TASK REQUIREMENTS
Each entry must appear again exactly as it does in the source.

DATA EXCERPTS
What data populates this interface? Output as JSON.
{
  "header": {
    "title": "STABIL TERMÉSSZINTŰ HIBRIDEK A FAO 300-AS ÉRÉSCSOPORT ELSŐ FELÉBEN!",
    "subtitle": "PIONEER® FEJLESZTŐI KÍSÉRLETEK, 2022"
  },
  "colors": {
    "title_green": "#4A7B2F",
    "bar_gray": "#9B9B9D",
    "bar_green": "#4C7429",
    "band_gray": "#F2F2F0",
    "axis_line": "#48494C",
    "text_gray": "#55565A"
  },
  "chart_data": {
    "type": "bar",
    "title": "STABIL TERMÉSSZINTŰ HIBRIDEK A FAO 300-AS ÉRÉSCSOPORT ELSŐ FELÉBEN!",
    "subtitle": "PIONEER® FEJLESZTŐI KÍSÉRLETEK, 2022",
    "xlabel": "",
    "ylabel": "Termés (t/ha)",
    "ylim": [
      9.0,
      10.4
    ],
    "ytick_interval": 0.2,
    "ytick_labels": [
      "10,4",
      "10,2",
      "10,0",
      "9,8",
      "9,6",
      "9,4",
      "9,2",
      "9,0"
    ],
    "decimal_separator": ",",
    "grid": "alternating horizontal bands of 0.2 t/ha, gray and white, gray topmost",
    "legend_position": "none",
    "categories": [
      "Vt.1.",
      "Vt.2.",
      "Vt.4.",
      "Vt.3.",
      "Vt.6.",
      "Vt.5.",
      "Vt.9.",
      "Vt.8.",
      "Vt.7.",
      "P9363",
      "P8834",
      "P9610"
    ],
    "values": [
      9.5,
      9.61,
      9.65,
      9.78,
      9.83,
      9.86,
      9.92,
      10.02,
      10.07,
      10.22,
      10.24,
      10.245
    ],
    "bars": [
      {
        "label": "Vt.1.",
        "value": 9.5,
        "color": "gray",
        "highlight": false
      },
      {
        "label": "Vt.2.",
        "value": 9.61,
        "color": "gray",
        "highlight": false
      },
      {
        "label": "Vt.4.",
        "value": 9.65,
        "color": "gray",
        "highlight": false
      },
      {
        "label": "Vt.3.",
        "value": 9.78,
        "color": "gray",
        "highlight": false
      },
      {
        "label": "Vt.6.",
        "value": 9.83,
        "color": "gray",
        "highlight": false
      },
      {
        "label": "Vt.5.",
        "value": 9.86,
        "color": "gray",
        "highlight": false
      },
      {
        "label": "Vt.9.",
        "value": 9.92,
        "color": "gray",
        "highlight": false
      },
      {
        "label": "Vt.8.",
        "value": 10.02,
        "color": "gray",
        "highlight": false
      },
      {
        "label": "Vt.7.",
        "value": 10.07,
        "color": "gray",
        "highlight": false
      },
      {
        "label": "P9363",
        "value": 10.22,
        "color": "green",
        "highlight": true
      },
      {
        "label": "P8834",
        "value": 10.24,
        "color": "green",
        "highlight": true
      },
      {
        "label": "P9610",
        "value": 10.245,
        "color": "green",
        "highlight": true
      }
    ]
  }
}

RESPONSE TO THE TASK
What data populates this interface? Output as JSON.
{
  "header": {
    "title": "STABIL TERMÉSSZINTŰ HIBRIDEK A FAO 300-AS ÉRÉSCSOPORT ELSŐ FELÉBEN!",
    "subtitle": "PIONEER® FEJLESZTŐI KÍSÉRLETEK, 2022"
  },
  "colors": {
    "title_green": "#4A7B2F",
    "bar_gray": "#9B9B9D",
    "bar_green": "#4C7429",
    "band_gray": "#F2F2F0",
    "axis_line": "#48494C",
    "text_gray": "#55565A"
  },
  "chart_data": {
    "type": "bar",
    "title": "STABIL TERMÉSSZINTŰ HIBRIDEK A FAO 300-AS ÉRÉSCSOPORT ELSŐ FELÉBEN!",
    "subtitle": "PIONEER® FEJLESZTŐI KÍSÉRLETEK, 2022",
    "xlabel": "",
    "ylabel": "Termés (t/ha)",
    "ylim": [
      9.0,
      10.4
    ],
    "ytick_interval": 0.2,
    "ytick_labels": [
      "10,4",
      "10,2",
      "10,0",
      "9,8",
      "9,6",
      "9,4",
      "9,2",
      "9,0"
    ],
    "decimal_separator": ",",
    "grid": "alternating horizontal bands of 0.2 t/ha, gray and white, gray topmost",
    "legend_position": "none",
    "categories": [
      "Vt.1.",
      "Vt.2.",
      "Vt.4.",
      "Vt.3.",
      "Vt.6.",
      "Vt.5.",
      "Vt.9.",
      "Vt.8.",
      "Vt.7.",
      "P9363",
      "P8834",
      "P9610"
    ],
    "values": [
      9.5,
      9.61,
      9.65,
      9.78,
      9.83,
      9.86,
      9.92,
      10.02,
      10.07,
      10.22,
      10.24,
      10.245
    ],
    "bars": [
      {
        "label": "Vt.1.",
        "value": 9.5,
        "color": "gray",
        "highlight": false
      },
      {
        "label": "Vt.2.",
        "value": 9.61,
        "color": "gray",
        "highlight": false
      },
      {
        "label": "Vt.4.",
        "value": 9.65,
        "color": "gray",
        "highlight": false
      },
      {
        "label": "Vt.3.",
        "value": 9.78,
        "color": "gray",
        "highlight": false
      },
      {
        "label": "Vt.6.",
        "value": 9.83,
        "color": "gray",
        "highlight": false
      },
      {
        "label": "Vt.5.",
        "value": 9.86,
        "color": "gray",
        "highlight": false
      },
      {
        "label": "Vt.9.",
        "value": 9.92,
        "color": "gray",
        "highlight": false
      },
      {
        "label": "Vt.8.",
        "value": 10.02,
        "color": "gray",
        "highlight": false
      },
      {
        "label": "Vt.7.",
        "value": 10.07,
        "color": "gray",
        "highlight": false
      },
      {
        "label": "P9363",
        "value": 10.22,
        "color": "green",
        "highlight": true
      },
      {
        "label": "P8834",
        "value": 10.24,
        "color": "green",
        "highlight": true
      },
      {
        "label": "P9610",
        "value": 10.245,
        "color": "green",
        "highlight": true
      }
    ]
  }
}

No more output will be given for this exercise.